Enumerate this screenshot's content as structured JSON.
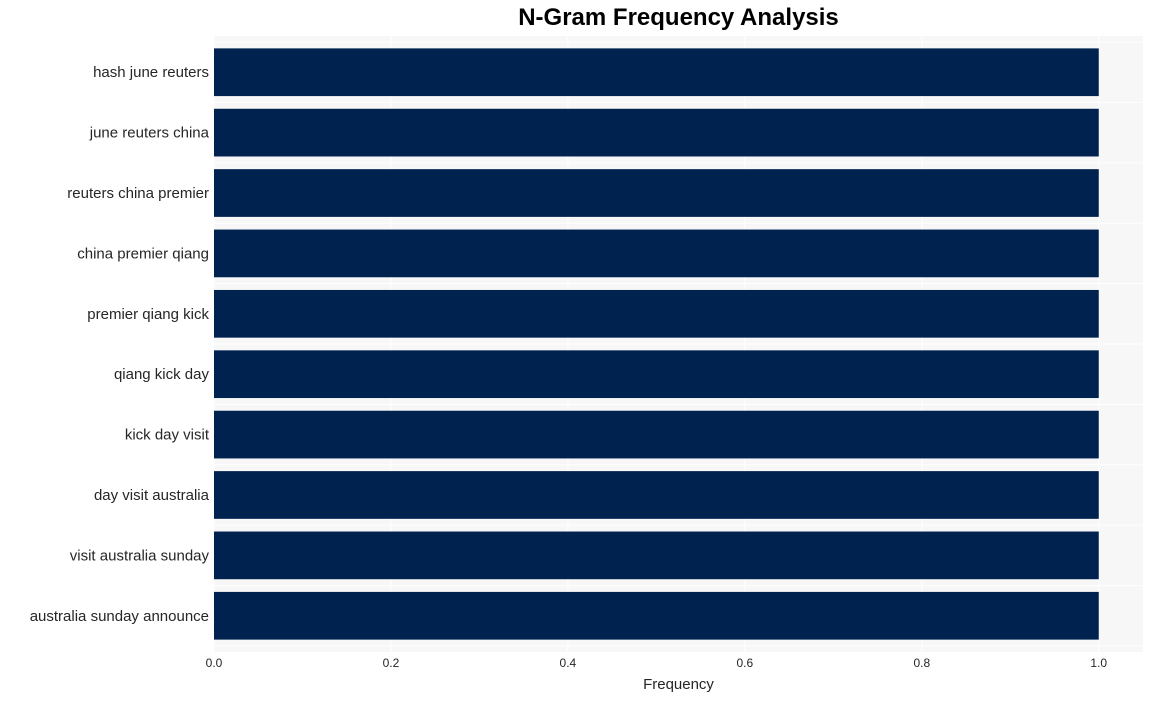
{
  "chart_data": {
    "type": "bar",
    "orientation": "horizontal",
    "title": "N-Gram Frequency Analysis",
    "xlabel": "Frequency",
    "ylabel": "",
    "categories": [
      "hash june reuters",
      "june reuters china",
      "reuters china premier",
      "china premier qiang",
      "premier qiang kick",
      "qiang kick day",
      "kick day visit",
      "day visit australia",
      "visit australia sunday",
      "australia sunday announce"
    ],
    "values": [
      1,
      1,
      1,
      1,
      1,
      1,
      1,
      1,
      1,
      1
    ],
    "xlim": [
      0,
      1.05
    ],
    "xticks": [
      0.0,
      0.2,
      0.4,
      0.6,
      0.8,
      1.0
    ],
    "xtick_labels": [
      "0.0",
      "0.2",
      "0.4",
      "0.6",
      "0.8",
      "1.0"
    ],
    "grid": true,
    "legend": "none",
    "colors": {
      "bar": "#00224e",
      "plot_background": "#f7f7f7",
      "grid": "#ffffff"
    }
  }
}
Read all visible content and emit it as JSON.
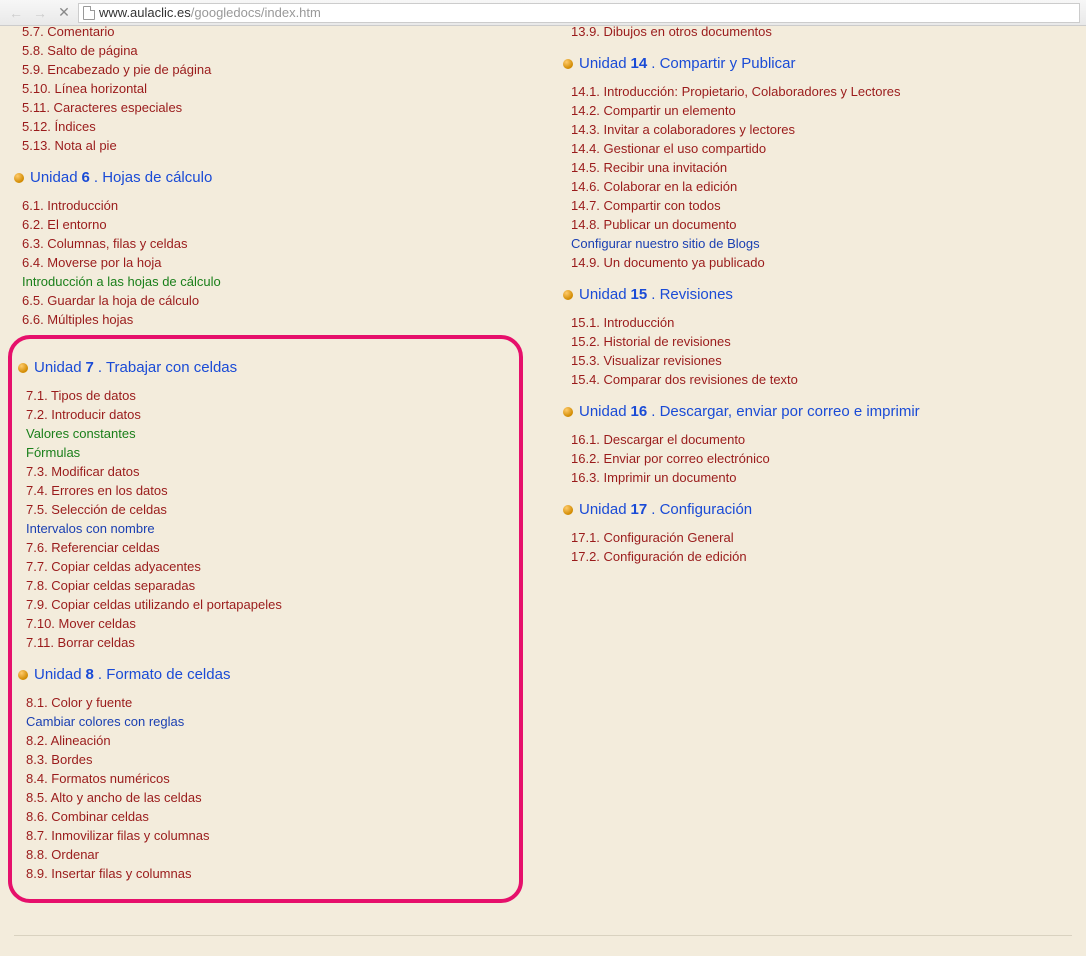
{
  "url": {
    "host": "www.aulaclic.es",
    "path": "/googledocs/index.htm"
  },
  "unit_prefix": "Unidad ",
  "left": {
    "cut5": [
      "5.7. Comentario",
      "5.8. Salto de página",
      "5.9. Encabezado y pie de página",
      "5.10. Línea horizontal",
      "5.11. Caracteres especiales",
      "5.12. Índices",
      "5.13. Nota al pie"
    ],
    "u6": {
      "num": "6",
      "title": ". Hojas de cálculo",
      "items": [
        {
          "t": "6.1. Introducción"
        },
        {
          "t": "6.2. El entorno"
        },
        {
          "t": "6.3. Columnas, filas y celdas"
        },
        {
          "t": "6.4. Moverse por la hoja"
        },
        {
          "t": "Introducción a las hojas de cálculo",
          "c": "green"
        },
        {
          "t": "6.5. Guardar la hoja de cálculo"
        },
        {
          "t": "6.6. Múltiples hojas"
        }
      ]
    },
    "u7": {
      "num": "7",
      "title": ". Trabajar con celdas",
      "items": [
        {
          "t": "7.1. Tipos de datos"
        },
        {
          "t": "7.2. Introducir datos"
        },
        {
          "t": "Valores constantes",
          "c": "green"
        },
        {
          "t": "Fórmulas",
          "c": "green"
        },
        {
          "t": "7.3. Modificar datos"
        },
        {
          "t": "7.4. Errores en los datos"
        },
        {
          "t": "7.5. Selección de celdas"
        },
        {
          "t": "Intervalos con nombre",
          "c": "blue"
        },
        {
          "t": "7.6. Referenciar celdas"
        },
        {
          "t": "7.7. Copiar celdas adyacentes"
        },
        {
          "t": "7.8. Copiar celdas separadas"
        },
        {
          "t": "7.9. Copiar celdas utilizando el portapapeles"
        },
        {
          "t": "7.10. Mover celdas"
        },
        {
          "t": "7.11. Borrar celdas"
        }
      ]
    },
    "u8": {
      "num": "8",
      "title": ". Formato de celdas",
      "items": [
        {
          "t": "8.1. Color y fuente"
        },
        {
          "t": "Cambiar colores con reglas",
          "c": "blue"
        },
        {
          "t": "8.2. Alineación"
        },
        {
          "t": "8.3. Bordes"
        },
        {
          "t": "8.4. Formatos numéricos"
        },
        {
          "t": "8.5. Alto y ancho de las celdas"
        },
        {
          "t": "8.6. Combinar celdas"
        },
        {
          "t": "8.7. Inmovilizar filas y columnas"
        },
        {
          "t": "8.8. Ordenar"
        },
        {
          "t": "8.9. Insertar filas y columnas"
        }
      ]
    }
  },
  "right": {
    "cut13": [
      "13.9. Dibujos en otros documentos"
    ],
    "u14": {
      "num": "14",
      "title": ". Compartir y Publicar",
      "items": [
        {
          "t": "14.1. Introducción: Propietario, Colaboradores y Lectores"
        },
        {
          "t": "14.2. Compartir un elemento"
        },
        {
          "t": "14.3. Invitar a colaboradores y lectores"
        },
        {
          "t": "14.4. Gestionar el uso compartido"
        },
        {
          "t": "14.5. Recibir una invitación"
        },
        {
          "t": "14.6. Colaborar en la edición"
        },
        {
          "t": "14.7. Compartir con todos"
        },
        {
          "t": "14.8. Publicar un documento"
        },
        {
          "t": "Configurar nuestro sitio de Blogs",
          "c": "blue"
        },
        {
          "t": "14.9. Un documento ya publicado"
        }
      ]
    },
    "u15": {
      "num": "15",
      "title": ". Revisiones",
      "items": [
        {
          "t": "15.1. Introducción"
        },
        {
          "t": "15.2. Historial de revisiones"
        },
        {
          "t": "15.3. Visualizar revisiones"
        },
        {
          "t": "15.4. Comparar dos revisiones de texto"
        }
      ]
    },
    "u16": {
      "num": "16",
      "title": ". Descargar, enviar por correo e imprimir",
      "items": [
        {
          "t": "16.1. Descargar el documento"
        },
        {
          "t": "16.2. Enviar por correo electrónico"
        },
        {
          "t": "16.3. Imprimir un documento"
        }
      ]
    },
    "u17": {
      "num": "17",
      "title": ". Configuración",
      "items": [
        {
          "t": "17.1. Configuración General"
        },
        {
          "t": "17.2. Configuración de edición"
        }
      ]
    }
  }
}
■ ■ ■
STATED EXERCISE
Copy the entries above faithfully and omit every image.

CORRECT ANSWER
Enumerate this screenshot's content as structured JSON.
{
  "chart_data": {
    "type": "bar",
    "orientation": "horizontal",
    "title": "N-Gram Frequency Analysis",
    "xlabel": "Frequency",
    "ylabel": "",
    "categories": [
      "hash june reuters",
      "june reuters china",
      "reuters china premier",
      "china premier qiang",
      "premier qiang kick",
      "qiang kick day",
      "kick day visit",
      "day visit australia",
      "visit australia sunday",
      "australia sunday announce"
    ],
    "values": [
      1,
      1,
      1,
      1,
      1,
      1,
      1,
      1,
      1,
      1
    ],
    "xlim": [
      0,
      1.05
    ],
    "xticks": [
      0.0,
      0.2,
      0.4,
      0.6,
      0.8,
      1.0
    ],
    "xtick_labels": [
      "0.0",
      "0.2",
      "0.4",
      "0.6",
      "0.8",
      "1.0"
    ],
    "grid": true,
    "legend": "none",
    "colors": {
      "bar": "#00224e",
      "plot_background": "#f7f7f7",
      "grid": "#ffffff"
    }
  }
}
Read all visible content and emit it as JSON.
{
  "url": {
    "host": "www.aulaclic.es",
    "path": "/googledocs/index.htm"
  },
  "unit_prefix": "Unidad ",
  "left": {
    "cut5": [
      "5.7. Comentario",
      "5.8. Salto de página",
      "5.9. Encabezado y pie de página",
      "5.10. Línea horizontal",
      "5.11. Caracteres especiales",
      "5.12. Índices",
      "5.13. Nota al pie"
    ],
    "u6": {
      "num": "6",
      "title": ". Hojas de cálculo",
      "items": [
        {
          "t": "6.1. Introducción"
        },
        {
          "t": "6.2. El entorno"
        },
        {
          "t": "6.3. Columnas, filas y celdas"
        },
        {
          "t": "6.4. Moverse por la hoja"
        },
        {
          "t": "Introducción a las hojas de cálculo",
          "c": "green"
        },
        {
          "t": "6.5. Guardar la hoja de cálculo"
        },
        {
          "t": "6.6. Múltiples hojas"
        }
      ]
    },
    "u7": {
      "num": "7",
      "title": ". Trabajar con celdas",
      "items": [
        {
          "t": "7.1. Tipos de datos"
        },
        {
          "t": "7.2. Introducir datos"
        },
        {
          "t": "Valores constantes",
          "c": "green"
        },
        {
          "t": "Fórmulas",
          "c": "green"
        },
        {
          "t": "7.3. Modificar datos"
        },
        {
          "t": "7.4. Errores en los datos"
        },
        {
          "t": "7.5. Selección de celdas"
        },
        {
          "t": "Intervalos con nombre",
          "c": "blue"
        },
        {
          "t": "7.6. Referenciar celdas"
        },
        {
          "t": "7.7. Copiar celdas adyacentes"
        },
        {
          "t": "7.8. Copiar celdas separadas"
        },
        {
          "t": "7.9. Copiar celdas utilizando el portapapeles"
        },
        {
          "t": "7.10. Mover celdas"
        },
        {
          "t": "7.11. Borrar celdas"
        }
      ]
    },
    "u8": {
      "num": "8",
      "title": ". Formato de celdas",
      "items": [
        {
          "t": "8.1. Color y fuente"
        },
        {
          "t": "Cambiar colores con reglas",
          "c": "blue"
        },
        {
          "t": "8.2. Alineación"
        },
        {
          "t": "8.3. Bordes"
        },
        {
          "t": "8.4. Formatos numéricos"
        },
        {
          "t": "8.5. Alto y ancho de las celdas"
        },
        {
          "t": "8.6. Combinar celdas"
        },
        {
          "t": "8.7. Inmovilizar filas y columnas"
        },
        {
          "t": "8.8. Ordenar"
        },
        {
          "t": "8.9. Insertar filas y columnas"
        }
      ]
    }
  },
  "right": {
    "cut13": [
      "13.9. Dibujos en otros documentos"
    ],
    "u14": {
      "num": "14",
      "title": ". Compartir y Publicar",
      "items": [
        {
          "t": "14.1. Introducción: Propietario, Colaboradores y Lectores"
        },
        {
          "t": "14.2. Compartir un elemento"
        },
        {
          "t": "14.3. Invitar a colaboradores y lectores"
        },
        {
          "t": "14.4. Gestionar el uso compartido"
        },
        {
          "t": "14.5. Recibir una invitación"
        },
        {
          "t": "14.6. Colaborar en la edición"
        },
        {
          "t": "14.7. Compartir con todos"
        },
        {
          "t": "14.8. Publicar un documento"
        },
        {
          "t": "Configurar nuestro sitio de Blogs",
          "c": "blue"
        },
        {
          "t": "14.9. Un documento ya publicado"
        }
      ]
    },
    "u15": {
      "num": "15",
      "title": ". Revisiones",
      "items": [
        {
          "t": "15.1. Introducción"
        },
        {
          "t": "15.2. Historial de revisiones"
        },
        {
          "t": "15.3. Visualizar revisiones"
        },
        {
          "t": "15.4. Comparar dos revisiones de texto"
        }
      ]
    },
    "u16": {
      "num": "16",
      "title": ". Descargar, enviar por correo e imprimir",
      "items": [
        {
          "t": "16.1. Descargar el documento"
        },
        {
          "t": "16.2. Enviar por correo electrónico"
        },
        {
          "t": "16.3. Imprimir un documento"
        }
      ]
    },
    "u17": {
      "num": "17",
      "title": ". Configuración",
      "items": [
        {
          "t": "17.1. Configuración General"
        },
        {
          "t": "17.2. Configuración de edición"
        }
      ]
    }
  }
}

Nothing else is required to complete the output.